[Start of Material provided]

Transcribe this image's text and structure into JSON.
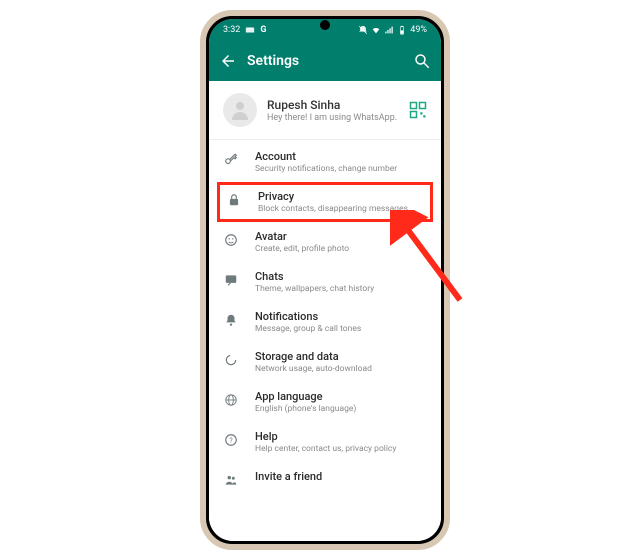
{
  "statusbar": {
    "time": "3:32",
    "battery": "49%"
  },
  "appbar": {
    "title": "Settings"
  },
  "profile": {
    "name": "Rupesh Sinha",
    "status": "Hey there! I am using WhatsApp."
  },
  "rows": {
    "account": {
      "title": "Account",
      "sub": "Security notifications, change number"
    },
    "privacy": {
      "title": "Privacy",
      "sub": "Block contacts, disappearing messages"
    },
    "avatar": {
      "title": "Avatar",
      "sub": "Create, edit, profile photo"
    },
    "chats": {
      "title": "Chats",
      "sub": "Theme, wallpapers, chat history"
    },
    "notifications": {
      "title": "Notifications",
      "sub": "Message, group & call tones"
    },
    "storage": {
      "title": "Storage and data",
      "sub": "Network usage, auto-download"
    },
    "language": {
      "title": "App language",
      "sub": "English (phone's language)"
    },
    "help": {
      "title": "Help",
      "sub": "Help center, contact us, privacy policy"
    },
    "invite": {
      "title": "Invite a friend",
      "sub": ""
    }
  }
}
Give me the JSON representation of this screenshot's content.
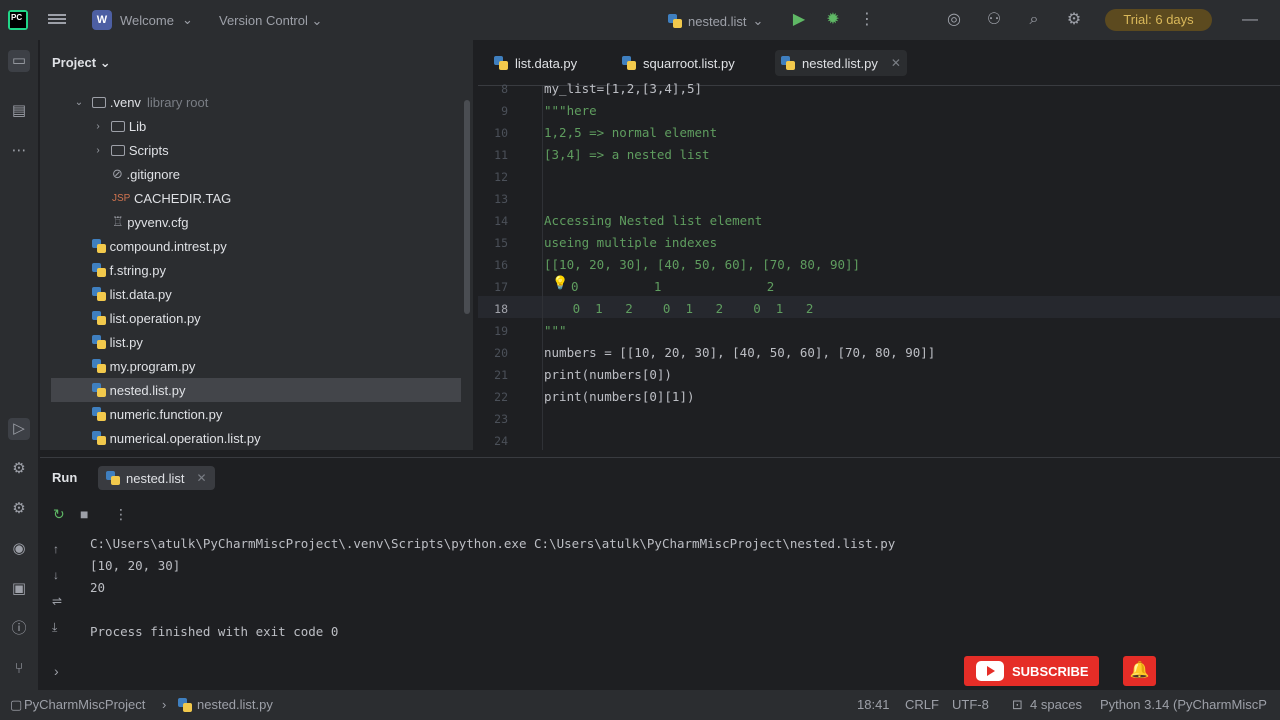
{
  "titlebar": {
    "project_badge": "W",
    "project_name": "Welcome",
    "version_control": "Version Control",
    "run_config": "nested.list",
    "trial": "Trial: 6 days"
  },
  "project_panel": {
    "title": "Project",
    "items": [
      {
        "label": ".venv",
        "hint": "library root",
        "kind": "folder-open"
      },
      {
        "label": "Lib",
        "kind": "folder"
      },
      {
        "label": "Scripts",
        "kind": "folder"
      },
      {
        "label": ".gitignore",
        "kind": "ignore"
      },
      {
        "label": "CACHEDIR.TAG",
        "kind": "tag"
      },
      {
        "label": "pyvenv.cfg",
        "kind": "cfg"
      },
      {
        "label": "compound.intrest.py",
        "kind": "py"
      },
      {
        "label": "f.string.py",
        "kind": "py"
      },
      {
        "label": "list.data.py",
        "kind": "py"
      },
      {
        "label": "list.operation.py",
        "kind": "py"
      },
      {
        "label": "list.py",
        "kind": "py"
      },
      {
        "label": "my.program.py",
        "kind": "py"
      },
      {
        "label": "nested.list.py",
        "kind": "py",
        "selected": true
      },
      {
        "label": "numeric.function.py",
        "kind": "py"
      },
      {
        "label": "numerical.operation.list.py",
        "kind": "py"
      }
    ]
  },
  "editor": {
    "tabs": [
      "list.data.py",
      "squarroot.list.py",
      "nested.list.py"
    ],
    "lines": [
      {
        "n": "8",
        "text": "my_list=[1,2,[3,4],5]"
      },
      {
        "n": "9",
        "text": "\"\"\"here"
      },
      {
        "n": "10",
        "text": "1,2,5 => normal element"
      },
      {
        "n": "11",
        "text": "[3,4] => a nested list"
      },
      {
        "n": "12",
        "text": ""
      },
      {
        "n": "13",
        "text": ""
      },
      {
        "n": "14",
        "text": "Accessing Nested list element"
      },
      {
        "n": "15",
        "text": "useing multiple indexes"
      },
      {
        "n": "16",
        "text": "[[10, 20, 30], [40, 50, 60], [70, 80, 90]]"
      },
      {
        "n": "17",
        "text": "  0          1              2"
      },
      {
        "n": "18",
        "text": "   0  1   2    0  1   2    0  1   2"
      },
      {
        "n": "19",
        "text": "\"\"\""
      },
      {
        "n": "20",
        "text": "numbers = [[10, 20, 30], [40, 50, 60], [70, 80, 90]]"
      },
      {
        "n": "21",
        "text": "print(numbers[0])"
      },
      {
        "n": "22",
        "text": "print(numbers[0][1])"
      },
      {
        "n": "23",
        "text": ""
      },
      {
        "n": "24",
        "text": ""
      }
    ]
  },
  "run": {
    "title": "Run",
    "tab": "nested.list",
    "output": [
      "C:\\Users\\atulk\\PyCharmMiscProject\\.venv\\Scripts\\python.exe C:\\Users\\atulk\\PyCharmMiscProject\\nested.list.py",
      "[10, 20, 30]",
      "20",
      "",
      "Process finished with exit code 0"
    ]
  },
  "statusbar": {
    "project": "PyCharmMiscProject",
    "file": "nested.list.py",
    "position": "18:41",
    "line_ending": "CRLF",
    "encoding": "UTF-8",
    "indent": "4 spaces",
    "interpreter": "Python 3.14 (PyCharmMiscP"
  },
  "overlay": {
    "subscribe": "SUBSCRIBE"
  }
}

[End of Material provided]

Task objective: Copy every line that contains the string "data".

Answer in full:
      "title": "Storage and data",
        "label": "list.data.py",
      "list.data.py",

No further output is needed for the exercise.